▶ **Instructions for the task**:
Select the lines below containing the word "ylabel".

▶ **Recorded data**:
-*-*-

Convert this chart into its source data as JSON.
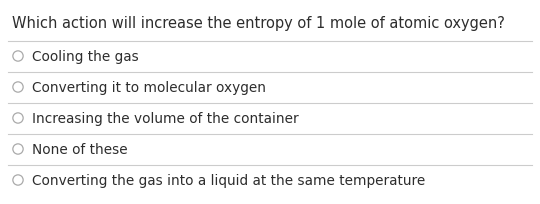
{
  "question": "Which action will increase the entropy of 1 mole of atomic oxygen?",
  "options": [
    "Cooling the gas",
    "Converting it to molecular oxygen",
    "Increasing the volume of the container",
    "None of these",
    "Converting the gas into a liquid at the same temperature"
  ],
  "background_color": "#ffffff",
  "text_color": "#2d2d2d",
  "question_fontsize": 10.5,
  "option_fontsize": 9.8,
  "line_color": "#cccccc",
  "circle_color": "#aaaaaa"
}
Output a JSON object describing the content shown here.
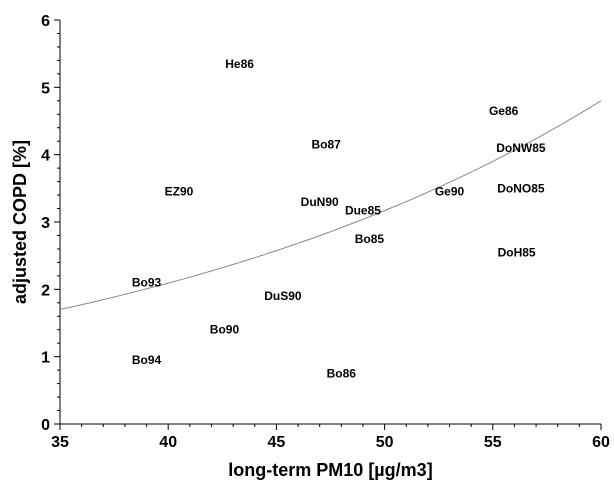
{
  "chart_data": {
    "type": "scatter",
    "title": "",
    "xlabel": "long-term PM10 [µg/m3]",
    "ylabel": "adjusted COPD [%]",
    "xlim": [
      35,
      60
    ],
    "ylim": [
      0,
      6
    ],
    "x_ticks": [
      35,
      40,
      45,
      50,
      55,
      60
    ],
    "y_ticks": [
      0,
      1,
      2,
      3,
      4,
      5,
      6
    ],
    "x_minor_step": 1,
    "y_minor_step": 0.2,
    "grid": false,
    "points": [
      {
        "label": "He86",
        "x": 43.3,
        "y": 5.35
      },
      {
        "label": "Ge86",
        "x": 55.5,
        "y": 4.65
      },
      {
        "label": "Bo87",
        "x": 47.3,
        "y": 4.15
      },
      {
        "label": "DoNW85",
        "x": 56.3,
        "y": 4.1
      },
      {
        "label": "EZ90",
        "x": 40.5,
        "y": 3.45
      },
      {
        "label": "Ge90",
        "x": 53.0,
        "y": 3.45
      },
      {
        "label": "DoNO85",
        "x": 56.3,
        "y": 3.5
      },
      {
        "label": "DuN90",
        "x": 47.0,
        "y": 3.3
      },
      {
        "label": "Due85",
        "x": 49.0,
        "y": 3.17
      },
      {
        "label": "Bo85",
        "x": 49.3,
        "y": 2.75
      },
      {
        "label": "DoH85",
        "x": 56.1,
        "y": 2.55
      },
      {
        "label": "Bo93",
        "x": 39.0,
        "y": 2.1
      },
      {
        "label": "DuS90",
        "x": 45.3,
        "y": 1.9
      },
      {
        "label": "Bo90",
        "x": 42.6,
        "y": 1.4
      },
      {
        "label": "Bo94",
        "x": 39.0,
        "y": 0.95
      },
      {
        "label": "Bo86",
        "x": 48.0,
        "y": 0.75
      }
    ],
    "trend_line": {
      "type": "exponential",
      "x": [
        35,
        40,
        45,
        50,
        55,
        60
      ],
      "y": [
        1.7,
        2.05,
        2.5,
        3.1,
        3.85,
        4.8
      ]
    }
  }
}
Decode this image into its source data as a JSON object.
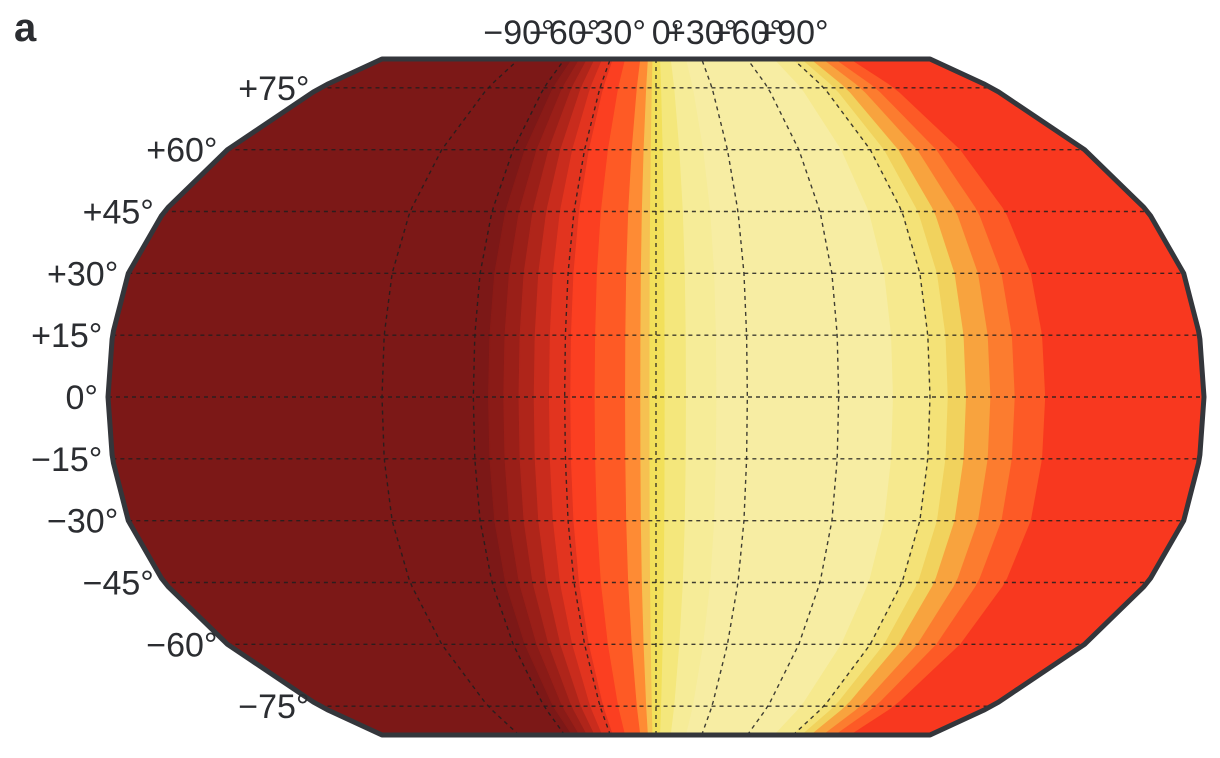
{
  "panel_label": "a",
  "map": {
    "projection": "Robinson",
    "longitude_labels": [
      "−90°",
      "−60°",
      "−30°",
      "0°",
      "+30°",
      "+60°",
      "+90°"
    ],
    "longitude_values": [
      -90,
      -60,
      -30,
      0,
      30,
      60,
      90
    ],
    "latitude_labels": [
      "+75°",
      "+60°",
      "+45°",
      "+30°",
      "+15°",
      "0°",
      "−15°",
      "−30°",
      "−45°",
      "−60°",
      "−75°"
    ],
    "latitude_values": [
      75,
      60,
      45,
      30,
      15,
      0,
      -15,
      -30,
      -45,
      -60,
      -75
    ],
    "latitude_extent": 82,
    "longitude_extent": 180,
    "gridlines": "dashed",
    "colors": {
      "outline": "#34363b",
      "grid": "#1f1f1f",
      "label": "#2b2d31"
    },
    "color_bands": [
      {
        "to_lon": -55,
        "color": "#7c1817"
      },
      {
        "to_lon": -50,
        "color": "#8a1b17"
      },
      {
        "to_lon": -45,
        "color": "#9a1f18"
      },
      {
        "to_lon": -40,
        "color": "#af251a"
      },
      {
        "to_lon": -35,
        "color": "#c92c1d"
      },
      {
        "to_lon": -28,
        "color": "#e2341f"
      },
      {
        "to_lon": -20,
        "color": "#fb3f21"
      },
      {
        "to_lon": -10,
        "color": "#fe5a25"
      },
      {
        "to_lon": -5,
        "color": "#fe8b34"
      },
      {
        "to_lon": -2,
        "color": "#f6c151"
      },
      {
        "to_lon": 3,
        "color": "#f2e05a"
      },
      {
        "to_lon": 10,
        "color": "#f4e77c"
      },
      {
        "to_lon": 20,
        "color": "#f6ec98"
      },
      {
        "to_lon": 78,
        "color": "#f7eda3"
      },
      {
        "to_lon": 90,
        "color": "#f6e98e"
      },
      {
        "to_lon": 96,
        "color": "#f4e277"
      },
      {
        "to_lon": 102,
        "color": "#f1d25d"
      },
      {
        "to_lon": 110,
        "color": "#f8a33e"
      },
      {
        "to_lon": 118,
        "color": "#fc7c2f"
      },
      {
        "to_lon": 128,
        "color": "#fd5a26"
      },
      {
        "to_lon": 180,
        "color": "#f8381f"
      }
    ]
  }
}
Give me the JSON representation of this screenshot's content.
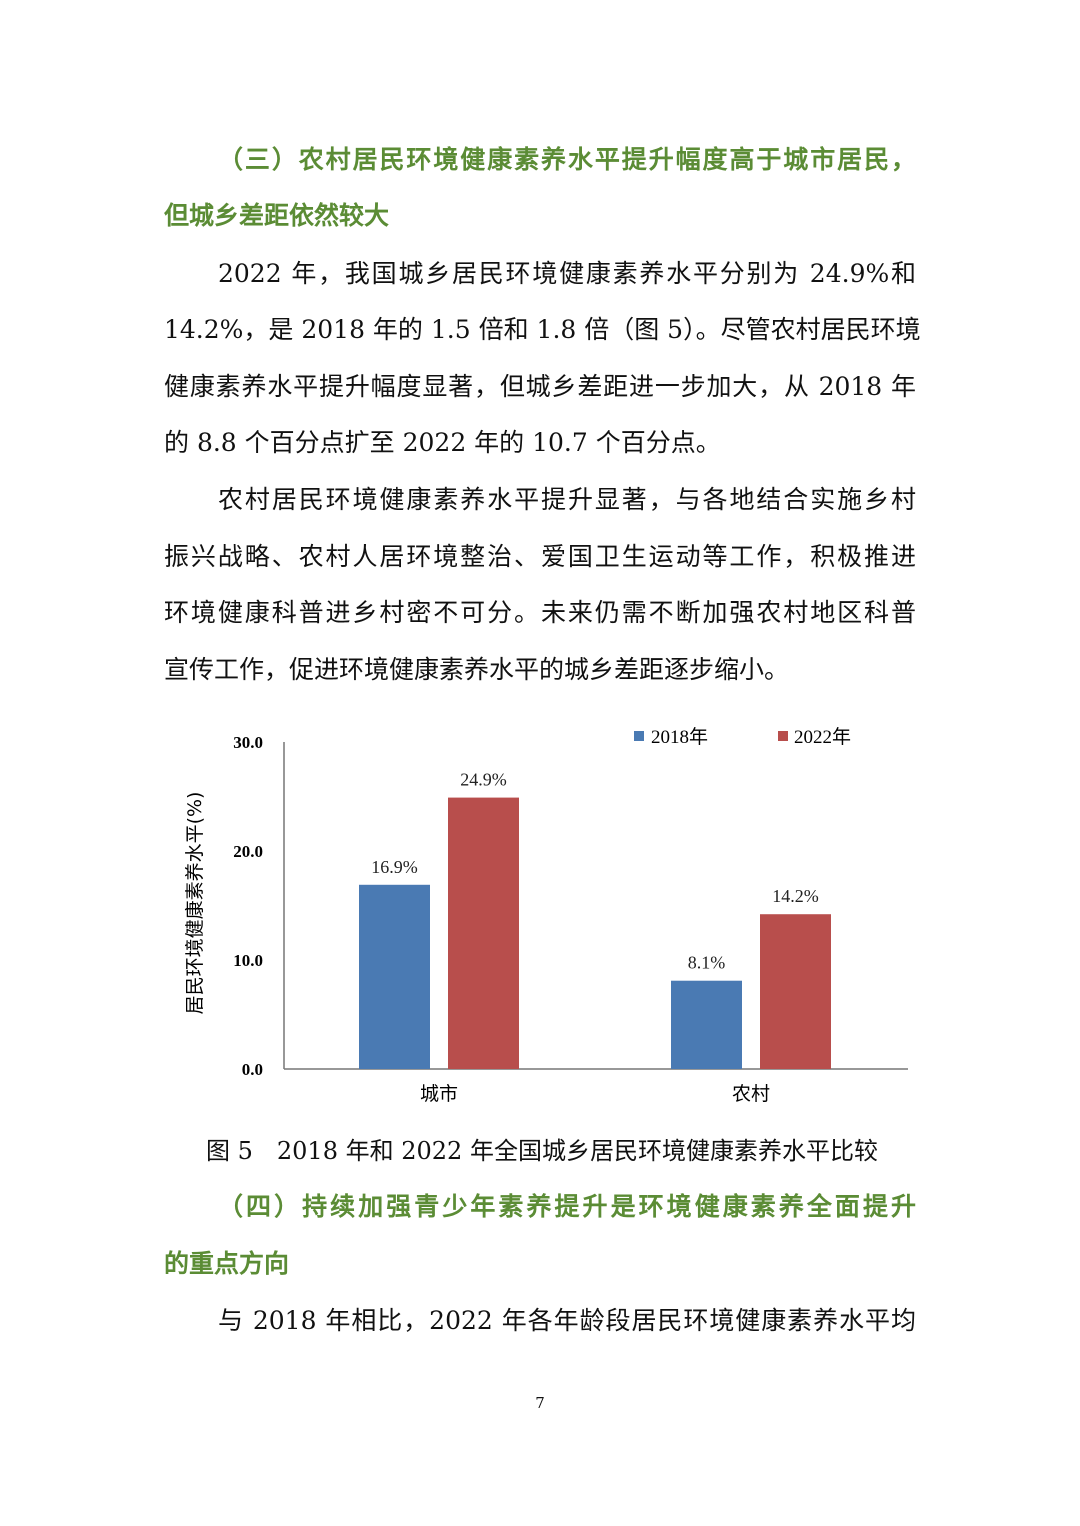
{
  "heading3": [
    "（三）农村居民环境健康素养水平提升幅度高于城市居民，",
    "但城乡差距依然较大"
  ],
  "para1": [
    "2022 年，我国城乡居民环境健康素养水平分别为 24.9%和",
    "14.2%，是 2018 年的 1.5 倍和 1.8 倍（图 5）。尽管农村居民环境",
    "健康素养水平提升幅度显著，但城乡差距进一步加大，从 2018 年",
    "的 8.8 个百分点扩至 2022 年的 10.7 个百分点。"
  ],
  "para2": [
    "农村居民环境健康素养水平提升显著，与各地结合实施乡村",
    "振兴战略、农村人居环境整治、爱国卫生运动等工作，积极推进",
    "环境健康科普进乡村密不可分。未来仍需不断加强农村地区科普",
    "宣传工作，促进环境健康素养水平的城乡差距逐步缩小。"
  ],
  "chart_data": {
    "type": "bar",
    "categories": [
      "城市",
      "农村"
    ],
    "series": [
      {
        "name": "2018年",
        "values": [
          16.9,
          8.1
        ],
        "labels": [
          "16.9%",
          "8.1%"
        ],
        "color": "#4a7ab3"
      },
      {
        "name": "2022年",
        "values": [
          24.9,
          14.2
        ],
        "labels": [
          "24.9%",
          "14.2%"
        ],
        "color": "#b84e4c"
      }
    ],
    "ylabel": "居民环境健康素养水平(%)",
    "ylim": [
      0,
      30
    ],
    "yticks": [
      "0.0",
      "10.0",
      "20.0",
      "30.0"
    ],
    "grid": false,
    "legend": "top-right"
  },
  "caption": "图 5　2018 年和 2022 年全国城乡居民环境健康素养水平比较",
  "heading4": [
    "（四）持续加强青少年素养提升是环境健康素养全面提升",
    "的重点方向"
  ],
  "para3": [
    "与 2018 年相比，2022 年各年龄段居民环境健康素养水平均"
  ],
  "page_number": "7"
}
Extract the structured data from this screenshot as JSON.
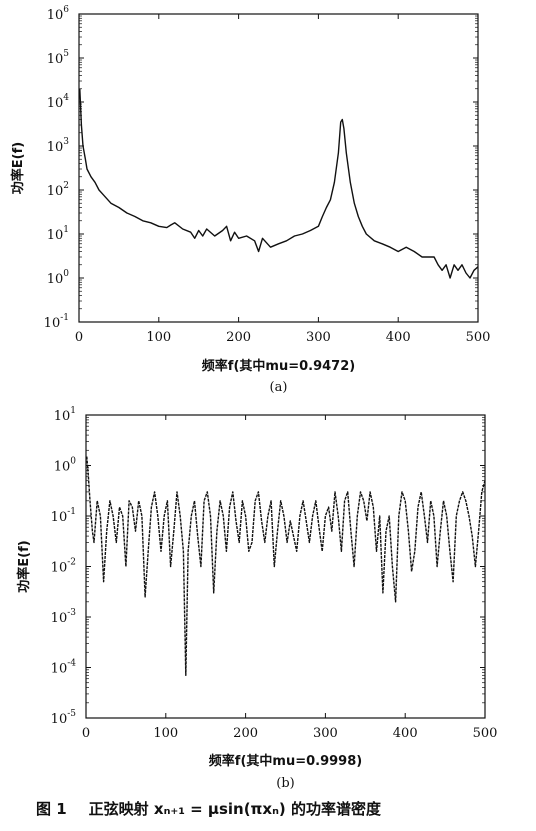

-*-*-

▶ **Completed exercise**:
    "ylabel": "adjusted COPD [%]",
    "ylabel": "居民环境健康素养水平(%)",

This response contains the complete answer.